Pick out the lines below that include the string "含创新创业实践".

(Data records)
::::

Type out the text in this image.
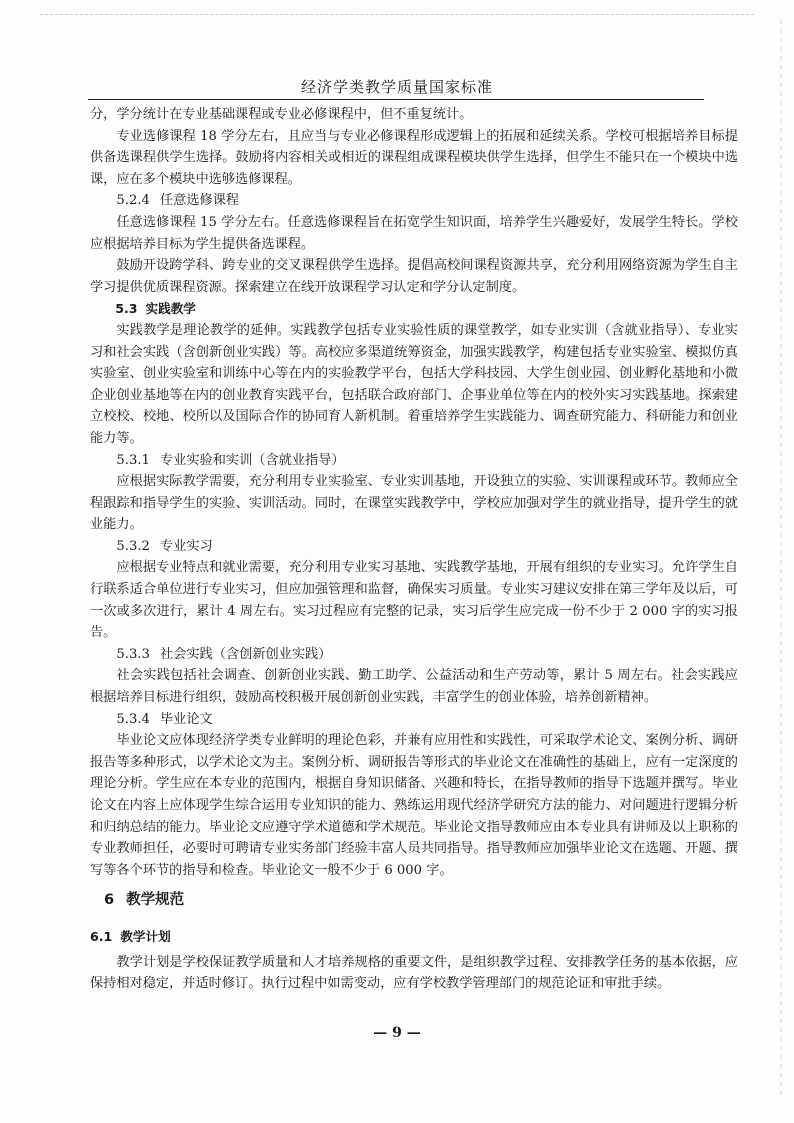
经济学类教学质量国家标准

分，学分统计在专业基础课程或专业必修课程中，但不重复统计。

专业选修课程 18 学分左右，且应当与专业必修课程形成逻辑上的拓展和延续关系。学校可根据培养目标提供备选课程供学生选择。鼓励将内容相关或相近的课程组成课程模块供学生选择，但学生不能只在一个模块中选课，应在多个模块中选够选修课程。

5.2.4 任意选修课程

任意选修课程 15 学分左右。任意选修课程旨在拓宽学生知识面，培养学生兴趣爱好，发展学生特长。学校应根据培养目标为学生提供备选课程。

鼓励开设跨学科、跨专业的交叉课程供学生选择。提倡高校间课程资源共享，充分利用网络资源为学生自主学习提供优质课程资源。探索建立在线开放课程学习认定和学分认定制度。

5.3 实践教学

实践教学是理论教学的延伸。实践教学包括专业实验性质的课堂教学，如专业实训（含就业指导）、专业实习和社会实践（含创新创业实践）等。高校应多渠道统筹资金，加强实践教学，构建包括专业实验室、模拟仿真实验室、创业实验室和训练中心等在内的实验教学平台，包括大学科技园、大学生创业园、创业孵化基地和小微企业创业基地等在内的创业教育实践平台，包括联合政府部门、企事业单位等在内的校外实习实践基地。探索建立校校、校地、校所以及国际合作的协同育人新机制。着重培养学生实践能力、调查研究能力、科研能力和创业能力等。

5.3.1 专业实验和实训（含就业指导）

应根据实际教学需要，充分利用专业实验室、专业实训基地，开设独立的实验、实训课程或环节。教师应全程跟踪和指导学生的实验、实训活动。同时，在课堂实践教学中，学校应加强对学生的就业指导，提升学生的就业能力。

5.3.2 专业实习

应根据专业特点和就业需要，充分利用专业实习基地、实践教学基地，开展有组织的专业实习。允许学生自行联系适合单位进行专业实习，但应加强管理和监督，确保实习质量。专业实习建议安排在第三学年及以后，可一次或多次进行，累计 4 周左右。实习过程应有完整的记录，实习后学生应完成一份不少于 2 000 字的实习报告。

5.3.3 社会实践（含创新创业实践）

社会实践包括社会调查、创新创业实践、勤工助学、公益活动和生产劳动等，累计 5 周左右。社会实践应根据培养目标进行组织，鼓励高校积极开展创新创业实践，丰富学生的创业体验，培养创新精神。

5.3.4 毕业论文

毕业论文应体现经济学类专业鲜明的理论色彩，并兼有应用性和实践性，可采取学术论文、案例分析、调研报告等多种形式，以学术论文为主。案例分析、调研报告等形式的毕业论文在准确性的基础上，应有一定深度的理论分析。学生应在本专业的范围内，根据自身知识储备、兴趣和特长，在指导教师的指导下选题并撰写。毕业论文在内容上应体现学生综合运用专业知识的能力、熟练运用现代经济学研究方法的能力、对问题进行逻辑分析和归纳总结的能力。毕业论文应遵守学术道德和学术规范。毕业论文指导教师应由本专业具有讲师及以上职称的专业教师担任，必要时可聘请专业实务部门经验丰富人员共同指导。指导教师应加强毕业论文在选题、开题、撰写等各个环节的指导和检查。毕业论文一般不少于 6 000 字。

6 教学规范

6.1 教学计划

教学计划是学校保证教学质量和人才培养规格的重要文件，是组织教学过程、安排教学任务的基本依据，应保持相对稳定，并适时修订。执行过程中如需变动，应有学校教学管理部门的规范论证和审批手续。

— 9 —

::::

Complete answer
实践教学是理论教学的延伸。实践教学包括专业实验性质的课堂教学，如专业实训（含就业指导）、专业实习和社会实践（含创新创业实践）等。高校应多渠道统筹资金，加强实践教学，构建包括专业实验室、模拟仿真实验室、创业实验室和训练中心等在内的实验教学平台，包括大学科技园、大学生创业园、创业孵化基地和小微企业创业基地等在内的创业教育实践平台，包括联合政府部门、企事业单位等在内的校外实习实践基地。探索建立校校、校地、校所以及国际合作的协同育人新机制。着重培养学生实践能力、调查研究能力、科研能力和创业能力等。
5.3.3 社会实践（含创新创业实践）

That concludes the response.